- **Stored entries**
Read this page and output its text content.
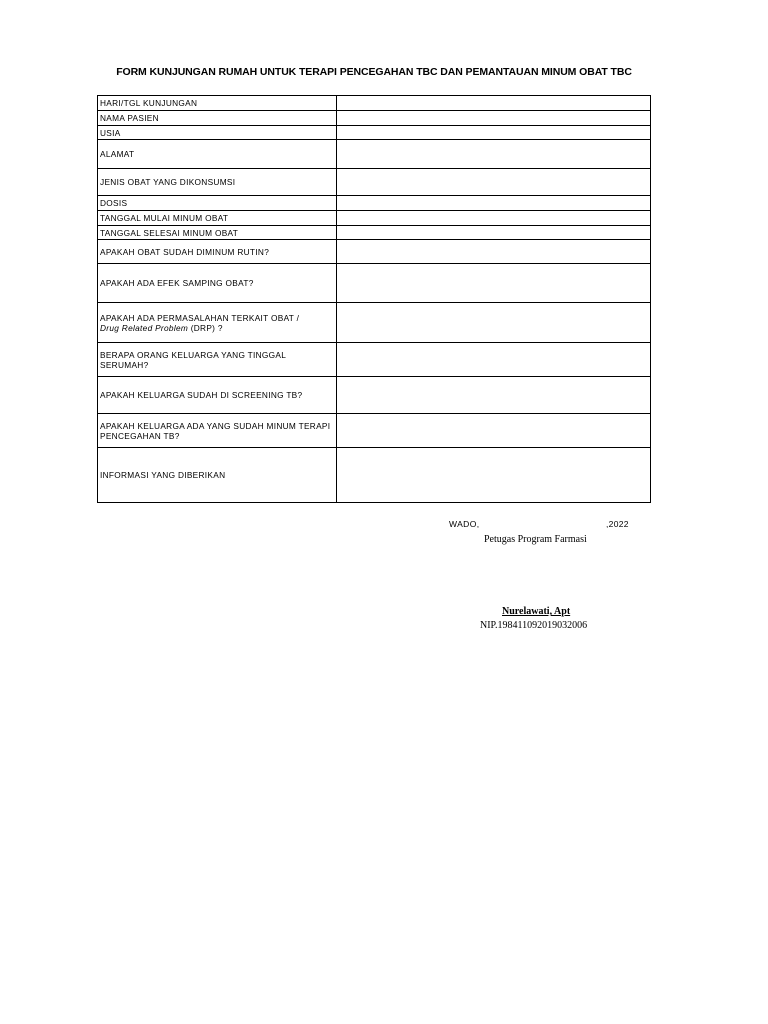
FORM KUNJUNGAN RUMAH UNTUK TERAPI PENCEGAHAN TBC DAN PEMANTAUAN MINUM OBAT TBC
HARI/TGL KUNJUNGAN	
NAMA PASIEN	
USIA	
ALAMAT	
JENIS OBAT YANG DIKONSUMSI	
DOSIS	
TANGGAL MULAI MINUM OBAT	
TANGGAL SELESAI MINUM OBAT	
APAKAH OBAT SUDAH DIMINUM RUTIN?	
APAKAH ADA EFEK SAMPING OBAT?	
APAKAH ADA PERMASALAHAN TERKAIT OBAT /
Drug Related Problem (DRP) ?	
BERAPA ORANG KELUARGA YANG TINGGAL SERUMAH?	
APAKAH KELUARGA SUDAH DI SCREENING TB?	
APAKAH KELUARGA ADA YANG SUDAH MINUM TERAPI PENCEGAHAN TB?	
INFORMASI YANG DIBERIKAN	
WADO,	,2022
Petugas Program Farmasi
Nurelawati, Apt
NIP.198411092019032006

- **WHAT TO DO**
Repeat each entry exactly as given; no pictures belong in the copy.

- **RESULT**
Read this page and output its text content.
FORM KUNJUNGAN RUMAH UNTUK TERAPI PENCEGAHAN TBC DAN PEMANTAUAN MINUM OBAT TBC
HARI/TGL KUNJUNGAN	
NAMA PASIEN	
USIA	
ALAMAT	
JENIS OBAT YANG DIKONSUMSI	
DOSIS	
TANGGAL MULAI MINUM OBAT	
TANGGAL SELESAI MINUM OBAT	
APAKAH OBAT SUDAH DIMINUM RUTIN?	
APAKAH ADA EFEK SAMPING OBAT?	
APAKAH ADA PERMASALAHAN TERKAIT OBAT /
Drug Related Problem (DRP) ?	
BERAPA ORANG KELUARGA YANG TINGGAL SERUMAH?	
APAKAH KELUARGA SUDAH DI SCREENING TB?	
APAKAH KELUARGA ADA YANG SUDAH MINUM TERAPI PENCEGAHAN TB?	
INFORMASI YANG DIBERIKAN	
WADO,	,2022
Petugas Program Farmasi
Nurelawati, Apt
NIP.198411092019032006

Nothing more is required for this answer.